Given request: Sort through the entries below and pull out lines containing the word "globe".

Part of a data file:
------------------------------------

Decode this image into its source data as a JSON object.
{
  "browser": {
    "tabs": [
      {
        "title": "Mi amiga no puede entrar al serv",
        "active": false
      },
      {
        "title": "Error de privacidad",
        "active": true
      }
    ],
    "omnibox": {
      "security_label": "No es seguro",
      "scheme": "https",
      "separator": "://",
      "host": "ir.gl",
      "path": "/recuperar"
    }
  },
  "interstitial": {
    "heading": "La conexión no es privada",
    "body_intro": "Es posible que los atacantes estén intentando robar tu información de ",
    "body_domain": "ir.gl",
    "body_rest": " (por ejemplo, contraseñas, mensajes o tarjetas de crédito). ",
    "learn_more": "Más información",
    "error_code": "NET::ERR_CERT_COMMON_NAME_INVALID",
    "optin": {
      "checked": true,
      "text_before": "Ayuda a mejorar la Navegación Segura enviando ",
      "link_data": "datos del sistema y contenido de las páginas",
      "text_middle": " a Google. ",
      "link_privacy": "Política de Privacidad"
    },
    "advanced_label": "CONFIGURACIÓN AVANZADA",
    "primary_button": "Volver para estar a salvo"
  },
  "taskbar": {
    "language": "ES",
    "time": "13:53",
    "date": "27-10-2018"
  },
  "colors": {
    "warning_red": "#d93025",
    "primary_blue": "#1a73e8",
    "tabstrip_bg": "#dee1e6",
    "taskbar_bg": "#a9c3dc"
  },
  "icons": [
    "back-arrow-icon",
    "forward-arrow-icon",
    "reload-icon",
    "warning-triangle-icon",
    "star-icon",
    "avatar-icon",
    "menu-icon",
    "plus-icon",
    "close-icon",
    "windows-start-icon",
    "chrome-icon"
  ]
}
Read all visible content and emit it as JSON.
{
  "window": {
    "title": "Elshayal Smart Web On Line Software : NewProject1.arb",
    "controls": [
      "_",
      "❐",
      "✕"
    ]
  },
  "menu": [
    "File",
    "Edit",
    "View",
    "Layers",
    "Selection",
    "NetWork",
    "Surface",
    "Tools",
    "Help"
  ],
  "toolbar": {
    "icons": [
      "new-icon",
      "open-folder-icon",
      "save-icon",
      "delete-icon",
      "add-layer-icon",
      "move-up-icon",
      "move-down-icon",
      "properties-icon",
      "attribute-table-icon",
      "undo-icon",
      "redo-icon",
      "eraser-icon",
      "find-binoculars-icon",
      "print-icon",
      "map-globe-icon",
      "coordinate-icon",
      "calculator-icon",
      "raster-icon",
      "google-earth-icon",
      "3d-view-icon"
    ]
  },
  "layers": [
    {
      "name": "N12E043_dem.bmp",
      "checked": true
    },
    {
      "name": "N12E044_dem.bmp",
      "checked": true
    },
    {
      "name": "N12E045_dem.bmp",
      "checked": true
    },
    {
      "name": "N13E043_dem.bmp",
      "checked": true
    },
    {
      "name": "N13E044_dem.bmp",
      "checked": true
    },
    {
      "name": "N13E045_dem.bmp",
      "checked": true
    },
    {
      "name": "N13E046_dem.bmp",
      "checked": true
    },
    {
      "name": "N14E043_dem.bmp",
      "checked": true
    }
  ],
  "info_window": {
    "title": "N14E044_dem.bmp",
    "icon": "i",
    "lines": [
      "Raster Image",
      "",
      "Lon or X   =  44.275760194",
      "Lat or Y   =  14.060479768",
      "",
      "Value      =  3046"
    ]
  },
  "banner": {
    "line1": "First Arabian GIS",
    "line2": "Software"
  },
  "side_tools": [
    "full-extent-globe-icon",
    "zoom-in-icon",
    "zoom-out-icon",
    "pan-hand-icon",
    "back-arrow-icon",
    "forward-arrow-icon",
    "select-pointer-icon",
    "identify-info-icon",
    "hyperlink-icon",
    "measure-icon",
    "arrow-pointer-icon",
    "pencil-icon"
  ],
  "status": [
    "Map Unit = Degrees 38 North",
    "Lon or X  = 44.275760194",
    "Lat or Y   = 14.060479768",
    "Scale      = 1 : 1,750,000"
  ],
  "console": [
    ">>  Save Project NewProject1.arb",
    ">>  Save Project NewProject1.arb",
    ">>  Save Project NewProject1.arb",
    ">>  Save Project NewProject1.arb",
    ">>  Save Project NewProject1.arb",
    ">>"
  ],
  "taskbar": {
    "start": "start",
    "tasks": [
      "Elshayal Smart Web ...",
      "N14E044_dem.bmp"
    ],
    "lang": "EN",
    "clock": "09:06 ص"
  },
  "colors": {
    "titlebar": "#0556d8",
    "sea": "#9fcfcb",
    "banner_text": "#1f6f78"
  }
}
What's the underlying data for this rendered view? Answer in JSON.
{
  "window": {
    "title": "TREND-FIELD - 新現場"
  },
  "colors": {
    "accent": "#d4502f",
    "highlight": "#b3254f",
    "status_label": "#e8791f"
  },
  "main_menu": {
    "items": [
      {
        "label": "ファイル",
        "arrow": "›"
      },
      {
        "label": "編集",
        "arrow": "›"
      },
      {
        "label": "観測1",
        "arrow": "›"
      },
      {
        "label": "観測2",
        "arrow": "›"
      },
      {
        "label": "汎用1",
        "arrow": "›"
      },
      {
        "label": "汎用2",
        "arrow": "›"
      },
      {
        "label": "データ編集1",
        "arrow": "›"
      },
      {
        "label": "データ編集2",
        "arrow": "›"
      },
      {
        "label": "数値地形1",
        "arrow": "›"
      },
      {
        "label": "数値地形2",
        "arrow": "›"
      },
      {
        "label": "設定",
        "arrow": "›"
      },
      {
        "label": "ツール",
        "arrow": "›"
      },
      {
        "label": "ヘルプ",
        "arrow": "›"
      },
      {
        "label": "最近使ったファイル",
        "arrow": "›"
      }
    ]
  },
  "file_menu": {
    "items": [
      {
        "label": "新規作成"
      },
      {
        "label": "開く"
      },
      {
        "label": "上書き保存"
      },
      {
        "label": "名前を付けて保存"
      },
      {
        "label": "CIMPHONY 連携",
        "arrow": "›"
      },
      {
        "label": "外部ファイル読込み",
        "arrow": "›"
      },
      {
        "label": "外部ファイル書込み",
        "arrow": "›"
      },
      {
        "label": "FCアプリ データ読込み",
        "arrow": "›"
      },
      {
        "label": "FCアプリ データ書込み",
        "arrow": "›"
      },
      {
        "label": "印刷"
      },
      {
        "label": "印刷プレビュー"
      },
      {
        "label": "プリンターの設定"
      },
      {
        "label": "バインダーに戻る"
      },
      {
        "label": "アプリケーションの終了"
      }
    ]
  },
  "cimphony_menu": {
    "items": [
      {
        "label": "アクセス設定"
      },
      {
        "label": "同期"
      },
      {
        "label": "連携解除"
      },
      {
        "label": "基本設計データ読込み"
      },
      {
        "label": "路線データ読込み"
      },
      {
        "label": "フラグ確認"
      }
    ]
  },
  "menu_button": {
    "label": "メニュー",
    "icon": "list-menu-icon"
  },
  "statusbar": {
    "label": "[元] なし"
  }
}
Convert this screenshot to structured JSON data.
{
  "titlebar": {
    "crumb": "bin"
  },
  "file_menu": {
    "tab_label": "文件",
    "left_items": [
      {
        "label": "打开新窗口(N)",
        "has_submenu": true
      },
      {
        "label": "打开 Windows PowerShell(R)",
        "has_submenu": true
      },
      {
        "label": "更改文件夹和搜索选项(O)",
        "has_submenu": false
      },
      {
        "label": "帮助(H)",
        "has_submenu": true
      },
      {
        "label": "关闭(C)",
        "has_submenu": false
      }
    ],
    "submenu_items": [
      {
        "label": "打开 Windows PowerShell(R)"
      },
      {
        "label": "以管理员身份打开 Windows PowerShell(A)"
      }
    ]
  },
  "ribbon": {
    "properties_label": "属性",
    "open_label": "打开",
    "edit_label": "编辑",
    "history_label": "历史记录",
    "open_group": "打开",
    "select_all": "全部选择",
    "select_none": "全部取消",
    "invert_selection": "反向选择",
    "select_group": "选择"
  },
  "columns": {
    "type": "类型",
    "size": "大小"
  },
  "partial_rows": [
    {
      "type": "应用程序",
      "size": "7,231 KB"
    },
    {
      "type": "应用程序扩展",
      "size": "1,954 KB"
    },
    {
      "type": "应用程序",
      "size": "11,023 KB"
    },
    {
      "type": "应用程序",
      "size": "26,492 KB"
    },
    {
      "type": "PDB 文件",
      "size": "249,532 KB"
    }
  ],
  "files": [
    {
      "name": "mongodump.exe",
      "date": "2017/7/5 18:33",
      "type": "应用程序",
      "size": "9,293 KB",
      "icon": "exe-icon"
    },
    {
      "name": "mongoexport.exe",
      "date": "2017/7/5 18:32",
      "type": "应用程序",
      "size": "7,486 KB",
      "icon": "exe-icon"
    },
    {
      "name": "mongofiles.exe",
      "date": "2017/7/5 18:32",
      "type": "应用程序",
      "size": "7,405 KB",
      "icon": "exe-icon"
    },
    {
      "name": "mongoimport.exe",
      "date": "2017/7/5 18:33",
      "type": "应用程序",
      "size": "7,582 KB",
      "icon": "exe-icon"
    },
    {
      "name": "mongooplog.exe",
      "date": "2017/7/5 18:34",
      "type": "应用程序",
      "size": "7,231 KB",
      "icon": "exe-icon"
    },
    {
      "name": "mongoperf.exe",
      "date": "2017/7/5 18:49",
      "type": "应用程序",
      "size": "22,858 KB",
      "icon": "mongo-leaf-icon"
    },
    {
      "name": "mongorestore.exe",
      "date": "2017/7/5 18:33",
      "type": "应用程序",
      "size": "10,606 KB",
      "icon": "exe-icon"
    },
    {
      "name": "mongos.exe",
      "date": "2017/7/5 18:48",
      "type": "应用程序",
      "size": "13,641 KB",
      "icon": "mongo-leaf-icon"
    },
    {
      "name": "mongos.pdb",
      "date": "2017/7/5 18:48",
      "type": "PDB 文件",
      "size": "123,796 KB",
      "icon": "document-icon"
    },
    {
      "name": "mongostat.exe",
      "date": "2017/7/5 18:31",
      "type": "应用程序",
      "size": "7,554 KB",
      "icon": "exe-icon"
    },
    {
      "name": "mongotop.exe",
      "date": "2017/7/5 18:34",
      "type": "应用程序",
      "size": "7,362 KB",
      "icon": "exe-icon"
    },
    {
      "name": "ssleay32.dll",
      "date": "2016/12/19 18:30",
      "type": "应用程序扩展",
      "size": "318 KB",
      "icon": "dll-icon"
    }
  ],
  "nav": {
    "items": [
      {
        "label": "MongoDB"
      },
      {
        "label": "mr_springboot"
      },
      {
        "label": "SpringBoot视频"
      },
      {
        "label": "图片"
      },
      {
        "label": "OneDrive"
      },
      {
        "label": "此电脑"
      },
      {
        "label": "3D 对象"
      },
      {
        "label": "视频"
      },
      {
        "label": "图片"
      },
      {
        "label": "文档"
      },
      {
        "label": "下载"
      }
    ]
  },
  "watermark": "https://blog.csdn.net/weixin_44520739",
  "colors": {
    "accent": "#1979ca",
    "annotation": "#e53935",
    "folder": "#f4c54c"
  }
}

------------------------------------

Response to the exercise:
      "map-globe-icon",
    "full-extent-globe-icon",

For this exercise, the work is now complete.